# EXCERPT PROVIDED
+--

Downtown Wichita is the central business district of Wichita, Kansas, United States. The political and financial hub of the city, it is home to several of the area's major landmarks and event venues including the Epic Center, Century II Performing Arts & Convention Center, Intrust Bank Arena, and the Old Town entertainment district.

History

In 1872, the community of Wichita opened a toll bridge on Douglas Avenue to Delano across the Arkansas River, and the Atchison, Topeka and Santa Fe Railway opened a line through the city, triggering an economic boom. Local industries in banking, meat packing, and real estate emerged. A large warehouse district developed along the rail lines south from Central Avenue. By the late 1870s, the intersection of Douglas Avenue and Main Street had become the downtown hub of local commerce.

Continued economic growth through the 1880s spurred further downtown development, including the completion of the Wichita City Building in 1892.  The building housed all city government offices, both the police and fire departments, and the city's first public library. During the subsequent decades, a number of manufacturers constructed plants downtown, including the Coleman Company in 1901.

+--

# EXERCISE SET
• 1. Reproduce the passage on downtown Wichita, everything from "Downtown Wichita is" down to "of local commerce.".
• 2. Write the next part of the downtown Wichita history, picking up after its final sentence.

# Items from a dataset
+--

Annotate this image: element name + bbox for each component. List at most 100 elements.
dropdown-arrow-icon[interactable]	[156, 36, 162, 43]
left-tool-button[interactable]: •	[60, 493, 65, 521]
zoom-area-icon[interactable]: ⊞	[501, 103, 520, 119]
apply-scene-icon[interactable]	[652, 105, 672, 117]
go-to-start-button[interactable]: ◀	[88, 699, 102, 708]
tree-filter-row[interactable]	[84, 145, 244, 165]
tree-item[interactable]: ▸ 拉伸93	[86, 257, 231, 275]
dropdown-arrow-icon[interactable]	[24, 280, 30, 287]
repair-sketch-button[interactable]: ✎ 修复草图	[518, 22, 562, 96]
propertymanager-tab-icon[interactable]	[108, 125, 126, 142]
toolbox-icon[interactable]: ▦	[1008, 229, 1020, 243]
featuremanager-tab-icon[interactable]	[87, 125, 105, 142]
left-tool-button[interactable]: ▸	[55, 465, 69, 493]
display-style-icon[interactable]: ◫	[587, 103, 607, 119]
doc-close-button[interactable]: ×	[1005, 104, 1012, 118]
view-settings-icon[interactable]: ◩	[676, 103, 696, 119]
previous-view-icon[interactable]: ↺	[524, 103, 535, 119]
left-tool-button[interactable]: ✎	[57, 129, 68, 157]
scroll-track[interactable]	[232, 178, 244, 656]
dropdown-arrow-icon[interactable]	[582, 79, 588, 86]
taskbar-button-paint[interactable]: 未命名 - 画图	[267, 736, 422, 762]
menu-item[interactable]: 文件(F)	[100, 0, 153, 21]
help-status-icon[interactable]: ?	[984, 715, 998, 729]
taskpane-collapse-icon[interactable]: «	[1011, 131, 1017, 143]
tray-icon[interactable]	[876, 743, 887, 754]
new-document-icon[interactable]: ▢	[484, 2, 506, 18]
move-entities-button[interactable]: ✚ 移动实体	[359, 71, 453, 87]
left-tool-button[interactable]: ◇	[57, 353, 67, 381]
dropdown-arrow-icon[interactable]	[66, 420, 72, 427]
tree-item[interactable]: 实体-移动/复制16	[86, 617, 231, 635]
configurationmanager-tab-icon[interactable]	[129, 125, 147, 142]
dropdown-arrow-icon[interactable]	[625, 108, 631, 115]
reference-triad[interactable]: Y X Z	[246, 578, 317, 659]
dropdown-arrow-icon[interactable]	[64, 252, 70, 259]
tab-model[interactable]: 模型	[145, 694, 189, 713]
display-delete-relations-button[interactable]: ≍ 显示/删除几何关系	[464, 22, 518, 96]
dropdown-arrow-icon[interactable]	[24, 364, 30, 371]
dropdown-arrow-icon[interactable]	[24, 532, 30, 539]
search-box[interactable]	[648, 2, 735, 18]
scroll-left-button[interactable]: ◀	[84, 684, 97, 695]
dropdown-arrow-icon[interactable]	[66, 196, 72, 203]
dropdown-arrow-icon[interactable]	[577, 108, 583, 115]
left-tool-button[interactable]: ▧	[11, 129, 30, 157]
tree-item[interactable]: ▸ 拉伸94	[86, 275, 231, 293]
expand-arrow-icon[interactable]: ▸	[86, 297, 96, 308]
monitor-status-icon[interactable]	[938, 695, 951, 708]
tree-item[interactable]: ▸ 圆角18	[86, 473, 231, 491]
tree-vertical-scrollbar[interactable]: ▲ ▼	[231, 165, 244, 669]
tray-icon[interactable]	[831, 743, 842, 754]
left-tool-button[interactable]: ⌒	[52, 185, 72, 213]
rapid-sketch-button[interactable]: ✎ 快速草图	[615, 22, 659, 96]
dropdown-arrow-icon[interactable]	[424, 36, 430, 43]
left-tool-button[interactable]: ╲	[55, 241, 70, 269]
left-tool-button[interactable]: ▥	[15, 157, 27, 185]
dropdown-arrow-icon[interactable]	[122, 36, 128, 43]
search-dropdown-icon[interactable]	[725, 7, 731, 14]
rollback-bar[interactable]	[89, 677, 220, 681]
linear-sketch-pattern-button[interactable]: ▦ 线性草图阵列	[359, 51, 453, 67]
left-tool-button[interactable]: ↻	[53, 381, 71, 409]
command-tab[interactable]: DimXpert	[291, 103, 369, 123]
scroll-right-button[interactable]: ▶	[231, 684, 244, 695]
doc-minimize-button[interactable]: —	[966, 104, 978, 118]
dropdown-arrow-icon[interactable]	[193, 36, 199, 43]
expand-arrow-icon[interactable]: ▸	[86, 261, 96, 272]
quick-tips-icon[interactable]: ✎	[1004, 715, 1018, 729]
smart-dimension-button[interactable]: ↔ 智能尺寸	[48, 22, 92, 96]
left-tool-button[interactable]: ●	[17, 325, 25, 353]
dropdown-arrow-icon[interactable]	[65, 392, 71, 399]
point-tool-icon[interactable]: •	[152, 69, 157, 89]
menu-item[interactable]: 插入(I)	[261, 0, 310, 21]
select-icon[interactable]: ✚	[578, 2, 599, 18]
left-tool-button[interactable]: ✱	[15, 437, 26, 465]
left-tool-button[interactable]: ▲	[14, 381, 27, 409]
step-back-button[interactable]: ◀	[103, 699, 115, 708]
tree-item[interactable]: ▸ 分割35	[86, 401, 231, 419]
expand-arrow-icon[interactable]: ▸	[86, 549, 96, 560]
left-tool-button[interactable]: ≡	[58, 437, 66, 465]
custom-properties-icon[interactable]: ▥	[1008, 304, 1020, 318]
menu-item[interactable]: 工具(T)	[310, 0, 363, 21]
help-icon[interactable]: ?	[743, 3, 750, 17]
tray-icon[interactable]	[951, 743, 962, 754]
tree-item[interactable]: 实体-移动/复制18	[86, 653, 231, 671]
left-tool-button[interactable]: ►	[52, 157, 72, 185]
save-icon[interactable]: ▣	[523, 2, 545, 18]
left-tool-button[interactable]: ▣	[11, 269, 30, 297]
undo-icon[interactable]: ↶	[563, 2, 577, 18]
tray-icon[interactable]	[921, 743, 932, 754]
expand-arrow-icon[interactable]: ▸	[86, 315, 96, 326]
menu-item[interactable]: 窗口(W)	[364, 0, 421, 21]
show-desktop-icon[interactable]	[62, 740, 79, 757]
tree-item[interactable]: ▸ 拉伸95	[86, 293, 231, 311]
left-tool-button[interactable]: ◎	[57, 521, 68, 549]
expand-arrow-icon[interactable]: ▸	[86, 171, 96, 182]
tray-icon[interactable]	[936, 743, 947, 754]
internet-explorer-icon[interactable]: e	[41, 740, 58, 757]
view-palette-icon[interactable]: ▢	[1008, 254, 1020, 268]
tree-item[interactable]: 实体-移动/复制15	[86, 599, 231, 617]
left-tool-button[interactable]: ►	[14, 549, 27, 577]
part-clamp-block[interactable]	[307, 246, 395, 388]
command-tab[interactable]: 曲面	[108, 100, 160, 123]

+--

# THE RESPONSES
• 1.
Downtown Wichita is the central business district of Wichita, Kansas, United States. The political and financial hub of the city, it is home to several of the area's major landmarks and event venues including the Epic Center, Century II Performing Arts & Convention Center, Intrust Bank Arena, and the Old Town entertainment district.

History

In 1872, the community of Wichita opened a toll bridge on Douglas Avenue to Delano across the Arkansas River, and the Atchison, Topeka and Santa Fe Railway opened a line through the city, triggering an economic boom. Local industries in banking, meat packing, and real estate emerged. A large warehouse district developed along the rail lines south from Central Avenue. By the late 1870s, the intersection of Douglas Avenue and Main Street had become the downtown hub of local commerce.

• 2.
The Forum, Wichita's convention center and primary event venue, opened downtown in 1911. It was built on the site of city co-founder Dutch Bill Greiffenstein's homestead. The Orpheum Theatre opened downtown in 1922 and became a popular venue on the vaudeville circuit.

By the 1960s, sections of downtown had entered a period of decline. To commemorate the centennial of Wichita's founding, the city razed The Forum and in its place built the Century II Performing Arts & Convention Center which opened in 1969. The city government relocated to a new City Hall in 1975. In 1981, the former City Building reopened as the Wichita-Sedgwick County Historical Museum. In 1987, construction finished downtown on the Epic Center office tower, the tallest building in the city and in the state of Kansas.

In 1989, the city initiated a redevelopment plan to revitalize Downtown Wichita. Among the plan's results was the redevelopment of the old warehouse district into Old Town, an entertainment district home to numerous restaurants and night clubs. The city implemented further development plans, including the construction of Intrust Bank Arena, a new multi-purpose indoor arena which opened in 2010.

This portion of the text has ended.